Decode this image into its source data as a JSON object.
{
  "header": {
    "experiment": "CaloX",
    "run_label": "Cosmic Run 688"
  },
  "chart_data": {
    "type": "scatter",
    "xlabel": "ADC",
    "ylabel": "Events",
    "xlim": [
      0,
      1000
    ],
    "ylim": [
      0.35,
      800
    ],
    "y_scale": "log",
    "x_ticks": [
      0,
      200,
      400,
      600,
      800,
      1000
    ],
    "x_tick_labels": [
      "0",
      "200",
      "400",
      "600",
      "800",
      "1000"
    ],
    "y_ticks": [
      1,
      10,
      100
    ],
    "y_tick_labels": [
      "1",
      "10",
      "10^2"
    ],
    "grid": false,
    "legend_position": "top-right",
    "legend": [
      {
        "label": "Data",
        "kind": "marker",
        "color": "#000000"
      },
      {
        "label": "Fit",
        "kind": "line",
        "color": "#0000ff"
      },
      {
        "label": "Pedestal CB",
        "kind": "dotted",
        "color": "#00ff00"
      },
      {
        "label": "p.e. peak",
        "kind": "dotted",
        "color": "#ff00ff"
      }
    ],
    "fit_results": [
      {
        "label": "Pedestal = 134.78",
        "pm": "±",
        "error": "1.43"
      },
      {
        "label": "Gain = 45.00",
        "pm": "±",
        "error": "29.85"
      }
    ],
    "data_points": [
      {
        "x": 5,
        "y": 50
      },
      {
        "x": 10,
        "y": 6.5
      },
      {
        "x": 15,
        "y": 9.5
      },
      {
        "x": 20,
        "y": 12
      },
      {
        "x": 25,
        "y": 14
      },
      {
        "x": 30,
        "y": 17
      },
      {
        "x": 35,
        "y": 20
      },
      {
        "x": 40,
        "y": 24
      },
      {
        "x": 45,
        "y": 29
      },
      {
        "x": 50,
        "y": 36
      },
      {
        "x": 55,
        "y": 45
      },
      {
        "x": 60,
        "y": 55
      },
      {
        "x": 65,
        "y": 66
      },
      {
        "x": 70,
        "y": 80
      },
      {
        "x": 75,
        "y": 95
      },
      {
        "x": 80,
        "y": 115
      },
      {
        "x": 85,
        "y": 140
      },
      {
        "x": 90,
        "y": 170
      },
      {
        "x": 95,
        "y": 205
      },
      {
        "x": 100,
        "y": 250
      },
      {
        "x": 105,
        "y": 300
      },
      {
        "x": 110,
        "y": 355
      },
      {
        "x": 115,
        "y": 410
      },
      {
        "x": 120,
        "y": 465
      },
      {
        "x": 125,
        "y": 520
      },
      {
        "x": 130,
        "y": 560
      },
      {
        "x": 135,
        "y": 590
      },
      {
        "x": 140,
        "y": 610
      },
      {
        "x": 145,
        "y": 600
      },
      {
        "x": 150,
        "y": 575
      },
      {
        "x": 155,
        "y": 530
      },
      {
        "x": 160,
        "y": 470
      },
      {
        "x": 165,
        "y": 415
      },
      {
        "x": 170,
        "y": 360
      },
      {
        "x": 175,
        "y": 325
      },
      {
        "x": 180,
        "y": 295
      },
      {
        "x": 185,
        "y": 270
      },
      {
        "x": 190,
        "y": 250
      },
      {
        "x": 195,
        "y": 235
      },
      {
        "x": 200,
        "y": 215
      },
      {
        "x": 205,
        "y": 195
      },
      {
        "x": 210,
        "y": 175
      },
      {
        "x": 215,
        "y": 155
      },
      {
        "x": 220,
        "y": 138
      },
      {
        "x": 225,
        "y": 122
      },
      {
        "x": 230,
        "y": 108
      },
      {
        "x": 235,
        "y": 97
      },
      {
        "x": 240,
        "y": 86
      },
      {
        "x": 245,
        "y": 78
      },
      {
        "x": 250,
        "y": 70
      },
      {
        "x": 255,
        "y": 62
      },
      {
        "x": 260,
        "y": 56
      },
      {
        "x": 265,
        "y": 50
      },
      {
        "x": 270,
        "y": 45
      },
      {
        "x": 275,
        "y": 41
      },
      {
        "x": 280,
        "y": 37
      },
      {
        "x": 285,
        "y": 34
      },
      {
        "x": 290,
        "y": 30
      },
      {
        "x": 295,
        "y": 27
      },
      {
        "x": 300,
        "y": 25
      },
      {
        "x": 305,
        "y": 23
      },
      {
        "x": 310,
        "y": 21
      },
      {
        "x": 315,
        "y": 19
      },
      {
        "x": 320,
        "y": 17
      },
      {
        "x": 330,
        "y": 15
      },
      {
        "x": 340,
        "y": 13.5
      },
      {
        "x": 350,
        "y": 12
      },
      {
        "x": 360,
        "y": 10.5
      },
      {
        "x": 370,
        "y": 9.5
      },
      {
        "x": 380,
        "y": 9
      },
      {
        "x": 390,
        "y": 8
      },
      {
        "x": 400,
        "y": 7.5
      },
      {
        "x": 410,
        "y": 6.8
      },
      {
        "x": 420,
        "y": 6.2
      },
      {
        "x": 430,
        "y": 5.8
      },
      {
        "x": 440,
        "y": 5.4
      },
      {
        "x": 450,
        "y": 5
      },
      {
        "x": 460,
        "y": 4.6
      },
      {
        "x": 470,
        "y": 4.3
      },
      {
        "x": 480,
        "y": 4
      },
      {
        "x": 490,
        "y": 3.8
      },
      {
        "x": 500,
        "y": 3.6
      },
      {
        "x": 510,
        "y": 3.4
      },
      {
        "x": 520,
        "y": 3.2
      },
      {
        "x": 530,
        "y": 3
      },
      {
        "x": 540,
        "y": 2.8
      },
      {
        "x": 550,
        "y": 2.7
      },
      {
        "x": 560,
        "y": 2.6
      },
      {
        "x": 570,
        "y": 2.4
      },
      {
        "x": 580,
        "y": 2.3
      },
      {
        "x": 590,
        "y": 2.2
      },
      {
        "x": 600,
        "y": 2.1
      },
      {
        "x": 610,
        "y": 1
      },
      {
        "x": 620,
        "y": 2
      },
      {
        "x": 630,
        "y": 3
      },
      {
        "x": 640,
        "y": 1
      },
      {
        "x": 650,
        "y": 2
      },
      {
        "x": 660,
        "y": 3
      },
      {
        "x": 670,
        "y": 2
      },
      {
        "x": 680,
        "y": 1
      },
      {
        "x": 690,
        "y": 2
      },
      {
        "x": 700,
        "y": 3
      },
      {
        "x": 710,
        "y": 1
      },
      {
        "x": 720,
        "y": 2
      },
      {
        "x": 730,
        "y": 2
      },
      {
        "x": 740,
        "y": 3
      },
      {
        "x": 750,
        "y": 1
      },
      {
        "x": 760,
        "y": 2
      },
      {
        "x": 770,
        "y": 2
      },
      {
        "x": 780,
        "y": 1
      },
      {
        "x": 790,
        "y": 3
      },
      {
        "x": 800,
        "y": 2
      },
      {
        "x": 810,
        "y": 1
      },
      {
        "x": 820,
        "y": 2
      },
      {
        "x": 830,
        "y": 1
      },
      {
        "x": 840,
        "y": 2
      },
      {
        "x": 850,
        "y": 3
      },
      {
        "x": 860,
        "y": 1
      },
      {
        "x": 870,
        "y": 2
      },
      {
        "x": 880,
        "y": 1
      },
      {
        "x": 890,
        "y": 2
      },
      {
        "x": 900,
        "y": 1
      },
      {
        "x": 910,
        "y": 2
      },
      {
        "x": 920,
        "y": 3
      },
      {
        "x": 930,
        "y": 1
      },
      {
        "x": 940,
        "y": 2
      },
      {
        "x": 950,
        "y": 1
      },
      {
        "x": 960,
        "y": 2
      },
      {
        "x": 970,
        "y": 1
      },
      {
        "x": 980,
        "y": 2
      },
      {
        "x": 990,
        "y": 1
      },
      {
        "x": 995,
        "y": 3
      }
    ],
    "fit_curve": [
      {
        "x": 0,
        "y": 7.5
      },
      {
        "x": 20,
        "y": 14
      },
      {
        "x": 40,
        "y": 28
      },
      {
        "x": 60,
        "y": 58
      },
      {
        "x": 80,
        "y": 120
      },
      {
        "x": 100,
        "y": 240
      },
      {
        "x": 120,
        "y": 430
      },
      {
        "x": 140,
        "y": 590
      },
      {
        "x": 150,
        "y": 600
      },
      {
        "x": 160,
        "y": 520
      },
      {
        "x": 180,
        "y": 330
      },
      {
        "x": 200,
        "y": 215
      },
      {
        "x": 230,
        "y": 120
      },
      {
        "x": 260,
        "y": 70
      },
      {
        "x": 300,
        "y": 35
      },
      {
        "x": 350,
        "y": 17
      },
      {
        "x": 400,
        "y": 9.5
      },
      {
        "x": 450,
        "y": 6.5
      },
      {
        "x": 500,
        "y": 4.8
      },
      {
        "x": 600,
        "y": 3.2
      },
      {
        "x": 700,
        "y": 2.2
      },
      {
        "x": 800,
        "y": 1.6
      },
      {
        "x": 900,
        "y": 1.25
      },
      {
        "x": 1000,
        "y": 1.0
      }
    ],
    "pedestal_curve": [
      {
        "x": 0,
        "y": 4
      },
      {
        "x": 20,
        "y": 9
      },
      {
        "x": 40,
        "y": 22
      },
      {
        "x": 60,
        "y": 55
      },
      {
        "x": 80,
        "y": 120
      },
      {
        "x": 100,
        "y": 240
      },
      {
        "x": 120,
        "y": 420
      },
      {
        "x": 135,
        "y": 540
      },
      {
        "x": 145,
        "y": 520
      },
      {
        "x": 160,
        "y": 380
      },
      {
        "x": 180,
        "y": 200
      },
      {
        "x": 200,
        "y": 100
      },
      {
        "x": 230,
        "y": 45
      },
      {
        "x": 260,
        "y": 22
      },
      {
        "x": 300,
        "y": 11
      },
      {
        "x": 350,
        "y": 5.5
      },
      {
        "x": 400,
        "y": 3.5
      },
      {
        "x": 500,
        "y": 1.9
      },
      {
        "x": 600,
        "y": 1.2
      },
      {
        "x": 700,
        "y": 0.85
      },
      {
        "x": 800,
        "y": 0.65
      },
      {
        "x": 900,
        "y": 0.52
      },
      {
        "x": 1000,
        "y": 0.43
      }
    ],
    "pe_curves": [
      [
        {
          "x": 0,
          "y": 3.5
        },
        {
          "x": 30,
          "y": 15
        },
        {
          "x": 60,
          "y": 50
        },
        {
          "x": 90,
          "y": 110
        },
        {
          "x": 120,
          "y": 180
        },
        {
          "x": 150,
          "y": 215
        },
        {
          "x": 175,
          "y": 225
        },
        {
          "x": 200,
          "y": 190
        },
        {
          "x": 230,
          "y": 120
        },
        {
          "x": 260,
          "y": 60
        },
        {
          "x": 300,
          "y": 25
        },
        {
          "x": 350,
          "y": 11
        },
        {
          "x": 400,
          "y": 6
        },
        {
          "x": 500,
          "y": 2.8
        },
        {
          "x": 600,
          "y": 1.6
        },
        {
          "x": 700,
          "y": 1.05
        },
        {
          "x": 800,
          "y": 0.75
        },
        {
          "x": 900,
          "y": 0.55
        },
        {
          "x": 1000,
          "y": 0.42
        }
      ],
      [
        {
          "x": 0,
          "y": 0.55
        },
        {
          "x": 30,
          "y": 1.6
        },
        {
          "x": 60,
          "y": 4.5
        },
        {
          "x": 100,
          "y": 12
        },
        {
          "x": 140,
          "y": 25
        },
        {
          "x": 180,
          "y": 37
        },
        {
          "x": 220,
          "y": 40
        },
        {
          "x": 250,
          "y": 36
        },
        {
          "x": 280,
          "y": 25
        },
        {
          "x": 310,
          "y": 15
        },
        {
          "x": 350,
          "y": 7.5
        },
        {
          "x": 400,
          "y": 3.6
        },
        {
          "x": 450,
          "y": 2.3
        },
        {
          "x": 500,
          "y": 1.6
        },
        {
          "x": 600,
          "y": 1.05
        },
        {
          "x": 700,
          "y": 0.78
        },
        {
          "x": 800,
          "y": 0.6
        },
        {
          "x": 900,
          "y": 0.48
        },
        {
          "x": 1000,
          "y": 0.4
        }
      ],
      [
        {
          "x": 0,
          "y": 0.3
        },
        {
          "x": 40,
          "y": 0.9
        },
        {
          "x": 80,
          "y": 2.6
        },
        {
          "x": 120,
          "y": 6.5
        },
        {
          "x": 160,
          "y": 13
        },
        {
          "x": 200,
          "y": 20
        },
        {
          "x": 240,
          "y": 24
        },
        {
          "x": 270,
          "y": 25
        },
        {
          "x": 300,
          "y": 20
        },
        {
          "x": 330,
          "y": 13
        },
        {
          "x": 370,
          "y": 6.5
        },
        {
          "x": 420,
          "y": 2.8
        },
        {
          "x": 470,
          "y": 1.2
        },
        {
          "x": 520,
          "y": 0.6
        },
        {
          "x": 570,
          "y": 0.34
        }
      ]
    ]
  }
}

> **To do**: Tell how many lines of the records above hold the string "color". Give no other text.

> **Exercise response**: 4